Exercise → Skip the pictures. Copy all the rest of the records down exactly.

Data supplied →
###

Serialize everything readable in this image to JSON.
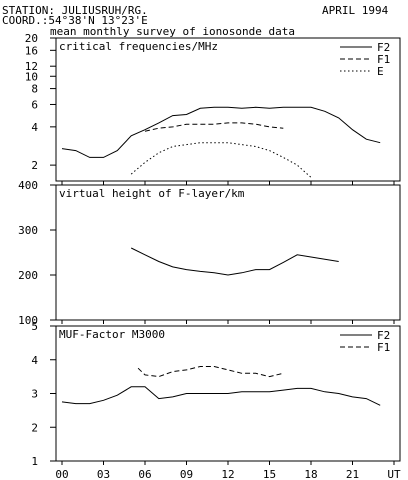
{
  "header": {
    "station": "STATION: JULIUSRUH/RG.",
    "date": "APRIL 1994",
    "coord": "COORD.:54°38'N 13°23'E",
    "subtitle": "mean monthly survey of ionosonde data"
  },
  "colors": {
    "line": "#000000",
    "background": "#ffffff"
  },
  "chart_data": [
    {
      "type": "line",
      "title": "critical frequencies/MHz",
      "yscale": "log",
      "ylim": [
        1.5,
        20
      ],
      "yticks": [
        2,
        4,
        6,
        8,
        10,
        12,
        16,
        20
      ],
      "xlim": [
        0,
        24
      ],
      "legend_position": "top-right",
      "series": [
        {
          "name": "F2",
          "style": "solid",
          "x": [
            0,
            1,
            2,
            3,
            4,
            5,
            6,
            7,
            8,
            9,
            10,
            11,
            12,
            13,
            14,
            15,
            16,
            17,
            18,
            19,
            20,
            21,
            22,
            23
          ],
          "y": [
            2.7,
            2.6,
            2.3,
            2.3,
            2.6,
            3.4,
            3.8,
            4.3,
            4.9,
            5.0,
            5.6,
            5.7,
            5.7,
            5.6,
            5.7,
            5.6,
            5.7,
            5.7,
            5.7,
            5.3,
            4.7,
            3.8,
            3.2,
            3.0
          ]
        },
        {
          "name": "F1",
          "style": "dashed",
          "x": [
            6,
            7,
            8,
            9,
            10,
            11,
            12,
            13,
            14,
            15,
            16
          ],
          "y": [
            3.7,
            3.9,
            4.0,
            4.2,
            4.2,
            4.2,
            4.3,
            4.3,
            4.2,
            4.0,
            3.9
          ]
        },
        {
          "name": "E",
          "style": "dotted",
          "x": [
            5,
            6,
            7,
            8,
            9,
            10,
            11,
            12,
            13,
            14,
            15,
            16,
            17,
            18
          ],
          "y": [
            1.7,
            2.1,
            2.5,
            2.8,
            2.9,
            3.0,
            3.0,
            3.0,
            2.9,
            2.8,
            2.6,
            2.3,
            2.0,
            1.6
          ]
        }
      ]
    },
    {
      "type": "line",
      "title": "virtual height of F-layer/km",
      "ylim": [
        100,
        400
      ],
      "yticks": [
        100,
        200,
        300,
        400
      ],
      "xlim": [
        0,
        24
      ],
      "series": [
        {
          "style": "solid",
          "x": [
            5,
            6,
            7,
            8,
            9,
            10,
            11,
            12,
            13,
            14,
            15,
            16,
            17,
            18,
            19,
            20
          ],
          "y": [
            260,
            245,
            230,
            218,
            212,
            208,
            205,
            200,
            205,
            212,
            212,
            228,
            245,
            240,
            235,
            230
          ]
        }
      ]
    },
    {
      "type": "line",
      "title": "MUF-Factor M3000",
      "ylim": [
        1,
        5
      ],
      "yticks": [
        1,
        2,
        3,
        4,
        5
      ],
      "xlim": [
        0,
        24
      ],
      "xticks": [
        "00",
        "03",
        "06",
        "09",
        "12",
        "15",
        "18",
        "21",
        "UT"
      ],
      "legend_position": "top-right",
      "series": [
        {
          "name": "F2",
          "style": "solid",
          "x": [
            0,
            1,
            2,
            3,
            4,
            5,
            6,
            7,
            8,
            9,
            10,
            11,
            12,
            13,
            14,
            15,
            16,
            17,
            18,
            19,
            20,
            21,
            22,
            23
          ],
          "y": [
            2.75,
            2.7,
            2.7,
            2.8,
            2.95,
            3.2,
            3.2,
            2.85,
            2.9,
            3.0,
            3.0,
            3.0,
            3.0,
            3.05,
            3.05,
            3.05,
            3.1,
            3.15,
            3.15,
            3.05,
            3.0,
            2.9,
            2.85,
            2.65
          ]
        },
        {
          "name": "F1",
          "style": "dashed",
          "x": [
            5.5,
            6,
            7,
            8,
            9,
            10,
            11,
            12,
            13,
            14,
            15,
            16
          ],
          "y": [
            3.75,
            3.55,
            3.5,
            3.65,
            3.7,
            3.8,
            3.8,
            3.7,
            3.6,
            3.6,
            3.5,
            3.6
          ]
        }
      ]
    }
  ]
}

###

Complete output →
Serialize everything readable in this image to JSON.
{
  "header": {
    "station": "STATION: JULIUSRUH/RG.",
    "date": "APRIL 1994",
    "coord": "COORD.:54°38'N 13°23'E",
    "subtitle": "mean monthly survey of ionosonde data"
  },
  "colors": {
    "line": "#000000",
    "background": "#ffffff"
  },
  "chart_data": [
    {
      "type": "line",
      "title": "critical frequencies/MHz",
      "yscale": "log",
      "ylim": [
        1.5,
        20
      ],
      "yticks": [
        2,
        4,
        6,
        8,
        10,
        12,
        16,
        20
      ],
      "xlim": [
        0,
        24
      ],
      "legend_position": "top-right",
      "series": [
        {
          "name": "F2",
          "style": "solid",
          "x": [
            0,
            1,
            2,
            3,
            4,
            5,
            6,
            7,
            8,
            9,
            10,
            11,
            12,
            13,
            14,
            15,
            16,
            17,
            18,
            19,
            20,
            21,
            22,
            23
          ],
          "y": [
            2.7,
            2.6,
            2.3,
            2.3,
            2.6,
            3.4,
            3.8,
            4.3,
            4.9,
            5.0,
            5.6,
            5.7,
            5.7,
            5.6,
            5.7,
            5.6,
            5.7,
            5.7,
            5.7,
            5.3,
            4.7,
            3.8,
            3.2,
            3.0
          ]
        },
        {
          "name": "F1",
          "style": "dashed",
          "x": [
            6,
            7,
            8,
            9,
            10,
            11,
            12,
            13,
            14,
            15,
            16
          ],
          "y": [
            3.7,
            3.9,
            4.0,
            4.2,
            4.2,
            4.2,
            4.3,
            4.3,
            4.2,
            4.0,
            3.9
          ]
        },
        {
          "name": "E",
          "style": "dotted",
          "x": [
            5,
            6,
            7,
            8,
            9,
            10,
            11,
            12,
            13,
            14,
            15,
            16,
            17,
            18
          ],
          "y": [
            1.7,
            2.1,
            2.5,
            2.8,
            2.9,
            3.0,
            3.0,
            3.0,
            2.9,
            2.8,
            2.6,
            2.3,
            2.0,
            1.6
          ]
        }
      ]
    },
    {
      "type": "line",
      "title": "virtual height of F-layer/km",
      "ylim": [
        100,
        400
      ],
      "yticks": [
        100,
        200,
        300,
        400
      ],
      "xlim": [
        0,
        24
      ],
      "series": [
        {
          "style": "solid",
          "x": [
            5,
            6,
            7,
            8,
            9,
            10,
            11,
            12,
            13,
            14,
            15,
            16,
            17,
            18,
            19,
            20
          ],
          "y": [
            260,
            245,
            230,
            218,
            212,
            208,
            205,
            200,
            205,
            212,
            212,
            228,
            245,
            240,
            235,
            230
          ]
        }
      ]
    },
    {
      "type": "line",
      "title": "MUF-Factor M3000",
      "ylim": [
        1,
        5
      ],
      "yticks": [
        1,
        2,
        3,
        4,
        5
      ],
      "xlim": [
        0,
        24
      ],
      "xticks": [
        "00",
        "03",
        "06",
        "09",
        "12",
        "15",
        "18",
        "21",
        "UT"
      ],
      "legend_position": "top-right",
      "series": [
        {
          "name": "F2",
          "style": "solid",
          "x": [
            0,
            1,
            2,
            3,
            4,
            5,
            6,
            7,
            8,
            9,
            10,
            11,
            12,
            13,
            14,
            15,
            16,
            17,
            18,
            19,
            20,
            21,
            22,
            23
          ],
          "y": [
            2.75,
            2.7,
            2.7,
            2.8,
            2.95,
            3.2,
            3.2,
            2.85,
            2.9,
            3.0,
            3.0,
            3.0,
            3.0,
            3.05,
            3.05,
            3.05,
            3.1,
            3.15,
            3.15,
            3.05,
            3.0,
            2.9,
            2.85,
            2.65
          ]
        },
        {
          "name": "F1",
          "style": "dashed",
          "x": [
            5.5,
            6,
            7,
            8,
            9,
            10,
            11,
            12,
            13,
            14,
            15,
            16
          ],
          "y": [
            3.75,
            3.55,
            3.5,
            3.65,
            3.7,
            3.8,
            3.8,
            3.7,
            3.6,
            3.6,
            3.5,
            3.6
          ]
        }
      ]
    }
  ]
}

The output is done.